Data records »
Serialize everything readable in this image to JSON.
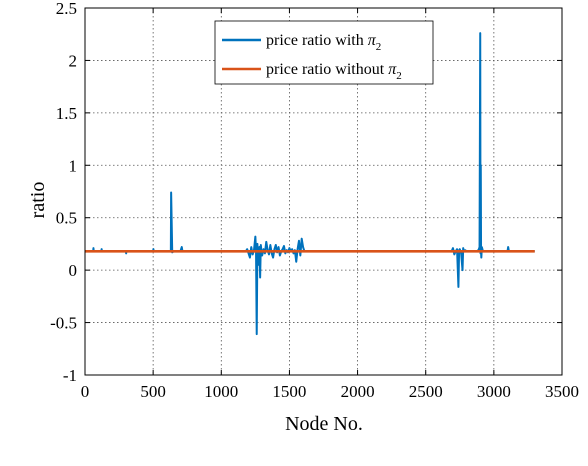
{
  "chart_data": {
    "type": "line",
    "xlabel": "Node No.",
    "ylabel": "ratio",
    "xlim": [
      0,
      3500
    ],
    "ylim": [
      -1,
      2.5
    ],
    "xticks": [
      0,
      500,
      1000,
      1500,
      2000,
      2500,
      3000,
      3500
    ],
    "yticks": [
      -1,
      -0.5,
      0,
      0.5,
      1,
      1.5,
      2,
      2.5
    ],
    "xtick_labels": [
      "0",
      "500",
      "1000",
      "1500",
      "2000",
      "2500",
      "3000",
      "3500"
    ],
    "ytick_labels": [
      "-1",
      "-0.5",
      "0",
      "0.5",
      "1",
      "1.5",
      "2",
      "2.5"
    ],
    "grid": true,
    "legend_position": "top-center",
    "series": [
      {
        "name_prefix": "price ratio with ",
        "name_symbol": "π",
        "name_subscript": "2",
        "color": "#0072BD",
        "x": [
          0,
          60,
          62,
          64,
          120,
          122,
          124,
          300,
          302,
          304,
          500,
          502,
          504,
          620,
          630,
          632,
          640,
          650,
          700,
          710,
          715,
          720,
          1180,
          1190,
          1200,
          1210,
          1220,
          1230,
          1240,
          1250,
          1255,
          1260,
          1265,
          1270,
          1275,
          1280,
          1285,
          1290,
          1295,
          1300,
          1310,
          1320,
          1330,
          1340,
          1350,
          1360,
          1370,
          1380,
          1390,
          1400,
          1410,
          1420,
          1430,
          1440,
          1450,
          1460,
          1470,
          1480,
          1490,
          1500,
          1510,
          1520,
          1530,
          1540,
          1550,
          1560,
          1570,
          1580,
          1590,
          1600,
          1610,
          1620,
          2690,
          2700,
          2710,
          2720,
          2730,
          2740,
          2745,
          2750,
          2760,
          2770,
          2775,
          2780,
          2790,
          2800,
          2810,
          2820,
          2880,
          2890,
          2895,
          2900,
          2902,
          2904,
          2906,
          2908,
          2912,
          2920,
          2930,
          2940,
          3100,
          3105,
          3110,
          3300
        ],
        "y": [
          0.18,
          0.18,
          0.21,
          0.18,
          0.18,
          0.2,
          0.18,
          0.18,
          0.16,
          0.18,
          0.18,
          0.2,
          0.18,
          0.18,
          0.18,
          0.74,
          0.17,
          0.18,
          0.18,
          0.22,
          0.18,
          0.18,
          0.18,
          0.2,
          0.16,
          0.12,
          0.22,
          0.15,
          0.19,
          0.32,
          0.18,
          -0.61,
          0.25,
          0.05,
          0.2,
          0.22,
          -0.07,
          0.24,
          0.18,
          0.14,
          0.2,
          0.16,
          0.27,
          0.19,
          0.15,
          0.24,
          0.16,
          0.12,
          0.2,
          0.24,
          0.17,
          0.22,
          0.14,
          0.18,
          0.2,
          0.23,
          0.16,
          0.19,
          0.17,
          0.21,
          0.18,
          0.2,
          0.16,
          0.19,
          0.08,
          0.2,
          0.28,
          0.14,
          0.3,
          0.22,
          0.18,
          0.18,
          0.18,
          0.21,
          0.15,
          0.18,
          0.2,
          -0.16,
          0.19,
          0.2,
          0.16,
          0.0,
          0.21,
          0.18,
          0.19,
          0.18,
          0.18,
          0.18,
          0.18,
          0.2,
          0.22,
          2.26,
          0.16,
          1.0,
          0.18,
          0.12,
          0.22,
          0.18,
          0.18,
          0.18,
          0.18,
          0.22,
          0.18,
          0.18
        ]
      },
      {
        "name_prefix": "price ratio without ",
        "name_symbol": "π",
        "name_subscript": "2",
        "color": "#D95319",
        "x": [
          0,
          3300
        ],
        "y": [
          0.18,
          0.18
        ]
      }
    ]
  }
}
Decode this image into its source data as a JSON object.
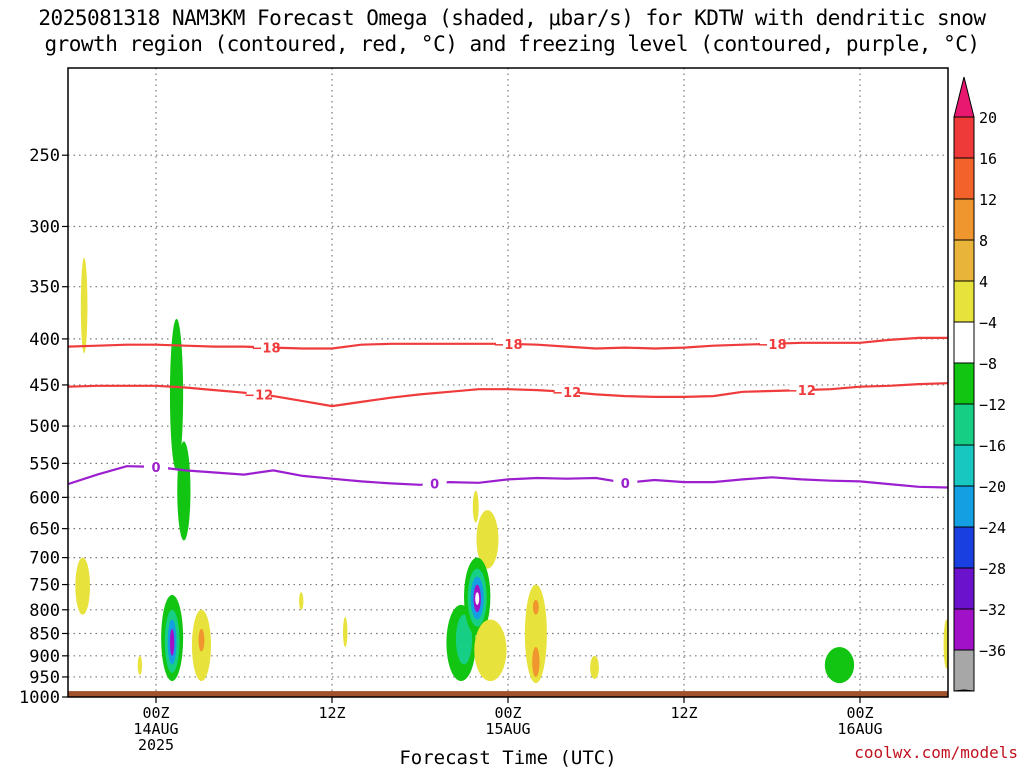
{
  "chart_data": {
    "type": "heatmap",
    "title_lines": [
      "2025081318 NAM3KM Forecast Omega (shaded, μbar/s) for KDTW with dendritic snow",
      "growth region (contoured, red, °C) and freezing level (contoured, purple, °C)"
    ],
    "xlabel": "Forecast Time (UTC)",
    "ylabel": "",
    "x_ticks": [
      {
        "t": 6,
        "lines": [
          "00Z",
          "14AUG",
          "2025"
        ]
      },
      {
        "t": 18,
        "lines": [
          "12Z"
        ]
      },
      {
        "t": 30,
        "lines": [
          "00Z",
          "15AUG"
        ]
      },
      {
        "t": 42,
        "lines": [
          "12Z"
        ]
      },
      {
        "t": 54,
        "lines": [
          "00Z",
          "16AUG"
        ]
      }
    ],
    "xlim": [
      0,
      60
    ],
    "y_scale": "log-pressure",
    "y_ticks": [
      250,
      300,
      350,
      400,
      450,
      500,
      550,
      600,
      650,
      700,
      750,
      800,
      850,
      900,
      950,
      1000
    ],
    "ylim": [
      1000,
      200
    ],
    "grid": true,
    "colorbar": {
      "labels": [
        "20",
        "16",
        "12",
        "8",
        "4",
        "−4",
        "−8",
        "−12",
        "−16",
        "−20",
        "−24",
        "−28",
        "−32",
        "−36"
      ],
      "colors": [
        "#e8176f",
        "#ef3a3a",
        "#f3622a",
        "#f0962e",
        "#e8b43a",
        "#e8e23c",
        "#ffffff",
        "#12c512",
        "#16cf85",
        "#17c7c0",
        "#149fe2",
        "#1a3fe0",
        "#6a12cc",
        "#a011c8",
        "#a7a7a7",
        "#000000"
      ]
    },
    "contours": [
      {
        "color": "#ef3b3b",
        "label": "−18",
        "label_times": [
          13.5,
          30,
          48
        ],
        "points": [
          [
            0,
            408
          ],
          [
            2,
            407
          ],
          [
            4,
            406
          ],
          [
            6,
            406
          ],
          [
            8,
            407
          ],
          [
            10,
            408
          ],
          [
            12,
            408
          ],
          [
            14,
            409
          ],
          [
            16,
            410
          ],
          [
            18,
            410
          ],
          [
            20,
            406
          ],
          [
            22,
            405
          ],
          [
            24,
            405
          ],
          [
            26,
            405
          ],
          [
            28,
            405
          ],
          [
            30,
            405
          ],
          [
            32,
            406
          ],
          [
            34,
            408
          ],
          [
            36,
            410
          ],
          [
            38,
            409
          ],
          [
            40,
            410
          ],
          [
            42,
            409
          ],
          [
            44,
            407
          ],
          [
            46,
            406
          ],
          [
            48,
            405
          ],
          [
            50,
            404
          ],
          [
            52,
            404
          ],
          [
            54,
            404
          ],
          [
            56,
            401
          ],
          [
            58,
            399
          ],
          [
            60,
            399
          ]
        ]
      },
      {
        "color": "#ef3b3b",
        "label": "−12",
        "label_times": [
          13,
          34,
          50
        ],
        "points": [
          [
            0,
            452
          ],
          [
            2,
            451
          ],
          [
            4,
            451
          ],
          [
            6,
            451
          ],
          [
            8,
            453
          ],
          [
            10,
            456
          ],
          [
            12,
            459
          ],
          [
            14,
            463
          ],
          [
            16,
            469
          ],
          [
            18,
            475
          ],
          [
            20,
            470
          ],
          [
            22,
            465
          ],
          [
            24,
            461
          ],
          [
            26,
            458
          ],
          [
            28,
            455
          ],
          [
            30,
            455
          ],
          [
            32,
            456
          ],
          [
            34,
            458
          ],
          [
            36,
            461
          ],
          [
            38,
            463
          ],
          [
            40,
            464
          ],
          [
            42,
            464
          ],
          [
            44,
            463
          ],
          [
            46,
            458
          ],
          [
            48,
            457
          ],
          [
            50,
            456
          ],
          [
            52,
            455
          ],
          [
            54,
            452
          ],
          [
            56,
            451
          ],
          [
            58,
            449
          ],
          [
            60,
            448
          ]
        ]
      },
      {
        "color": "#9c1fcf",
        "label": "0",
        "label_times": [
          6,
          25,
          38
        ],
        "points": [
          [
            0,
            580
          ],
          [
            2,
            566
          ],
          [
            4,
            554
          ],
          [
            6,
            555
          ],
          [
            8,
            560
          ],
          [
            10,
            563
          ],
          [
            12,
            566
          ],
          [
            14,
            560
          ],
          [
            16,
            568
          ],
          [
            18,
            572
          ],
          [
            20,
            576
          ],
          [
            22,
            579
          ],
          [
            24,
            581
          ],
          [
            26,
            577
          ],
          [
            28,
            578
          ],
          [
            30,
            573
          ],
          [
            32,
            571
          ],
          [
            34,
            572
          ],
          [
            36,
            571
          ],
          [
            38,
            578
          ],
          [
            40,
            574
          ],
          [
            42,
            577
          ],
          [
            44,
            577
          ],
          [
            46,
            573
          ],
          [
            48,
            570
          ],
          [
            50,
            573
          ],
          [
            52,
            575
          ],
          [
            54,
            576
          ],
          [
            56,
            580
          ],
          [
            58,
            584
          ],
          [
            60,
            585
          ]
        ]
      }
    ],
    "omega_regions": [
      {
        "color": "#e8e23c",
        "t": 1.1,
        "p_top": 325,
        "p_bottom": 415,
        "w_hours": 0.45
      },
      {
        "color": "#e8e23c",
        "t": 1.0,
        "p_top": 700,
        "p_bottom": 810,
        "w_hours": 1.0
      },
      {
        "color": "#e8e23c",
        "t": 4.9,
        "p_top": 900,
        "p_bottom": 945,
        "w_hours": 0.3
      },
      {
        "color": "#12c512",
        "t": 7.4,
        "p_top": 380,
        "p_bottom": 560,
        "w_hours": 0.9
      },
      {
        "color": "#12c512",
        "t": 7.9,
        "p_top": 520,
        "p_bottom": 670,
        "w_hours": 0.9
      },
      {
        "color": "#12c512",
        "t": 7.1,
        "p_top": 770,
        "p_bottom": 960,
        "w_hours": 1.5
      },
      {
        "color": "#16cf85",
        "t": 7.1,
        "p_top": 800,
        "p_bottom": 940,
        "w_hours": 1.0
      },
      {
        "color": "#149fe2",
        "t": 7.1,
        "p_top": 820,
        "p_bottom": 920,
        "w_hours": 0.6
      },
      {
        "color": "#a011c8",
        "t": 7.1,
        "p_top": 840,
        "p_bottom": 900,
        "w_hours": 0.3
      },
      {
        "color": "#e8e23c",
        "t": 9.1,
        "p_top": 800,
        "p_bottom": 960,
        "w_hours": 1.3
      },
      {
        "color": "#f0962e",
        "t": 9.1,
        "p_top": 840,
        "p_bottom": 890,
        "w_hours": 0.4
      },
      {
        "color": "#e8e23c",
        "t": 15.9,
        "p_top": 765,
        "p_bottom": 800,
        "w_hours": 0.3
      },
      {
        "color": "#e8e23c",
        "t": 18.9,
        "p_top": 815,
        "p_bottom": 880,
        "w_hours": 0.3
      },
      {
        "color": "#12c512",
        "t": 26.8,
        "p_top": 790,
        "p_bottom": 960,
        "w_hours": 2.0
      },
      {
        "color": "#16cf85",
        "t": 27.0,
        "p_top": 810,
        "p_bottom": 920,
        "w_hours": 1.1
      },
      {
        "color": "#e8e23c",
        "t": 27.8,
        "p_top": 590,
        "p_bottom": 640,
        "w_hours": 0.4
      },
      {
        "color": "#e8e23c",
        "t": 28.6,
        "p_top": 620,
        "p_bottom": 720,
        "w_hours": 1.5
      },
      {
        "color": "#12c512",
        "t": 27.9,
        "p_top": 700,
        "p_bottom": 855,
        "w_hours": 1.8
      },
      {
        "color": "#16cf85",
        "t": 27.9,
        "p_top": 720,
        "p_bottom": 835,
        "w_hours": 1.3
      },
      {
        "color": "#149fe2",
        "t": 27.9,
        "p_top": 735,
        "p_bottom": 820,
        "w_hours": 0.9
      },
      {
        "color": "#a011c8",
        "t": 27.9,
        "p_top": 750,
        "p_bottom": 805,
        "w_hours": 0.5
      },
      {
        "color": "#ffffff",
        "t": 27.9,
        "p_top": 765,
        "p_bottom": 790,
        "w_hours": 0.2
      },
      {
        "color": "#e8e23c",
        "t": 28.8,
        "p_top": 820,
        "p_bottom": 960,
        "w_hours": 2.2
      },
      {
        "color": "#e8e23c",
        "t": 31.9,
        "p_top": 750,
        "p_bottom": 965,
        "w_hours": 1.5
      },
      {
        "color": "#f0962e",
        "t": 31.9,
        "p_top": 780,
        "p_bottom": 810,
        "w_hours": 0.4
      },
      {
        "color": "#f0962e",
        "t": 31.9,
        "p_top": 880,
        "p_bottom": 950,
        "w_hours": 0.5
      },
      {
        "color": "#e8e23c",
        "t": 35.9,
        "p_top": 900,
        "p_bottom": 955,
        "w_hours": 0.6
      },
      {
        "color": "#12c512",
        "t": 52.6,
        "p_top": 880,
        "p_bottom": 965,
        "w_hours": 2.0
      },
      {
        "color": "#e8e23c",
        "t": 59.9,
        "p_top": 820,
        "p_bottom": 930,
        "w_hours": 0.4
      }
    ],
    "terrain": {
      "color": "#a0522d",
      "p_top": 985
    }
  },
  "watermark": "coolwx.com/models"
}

Task to complete »
List the lines of the records where "xlabel" occurs.

Result for this exercise »
    "xlabel": "Node No.",
    "xlabel": "Forecast Time (UTC)",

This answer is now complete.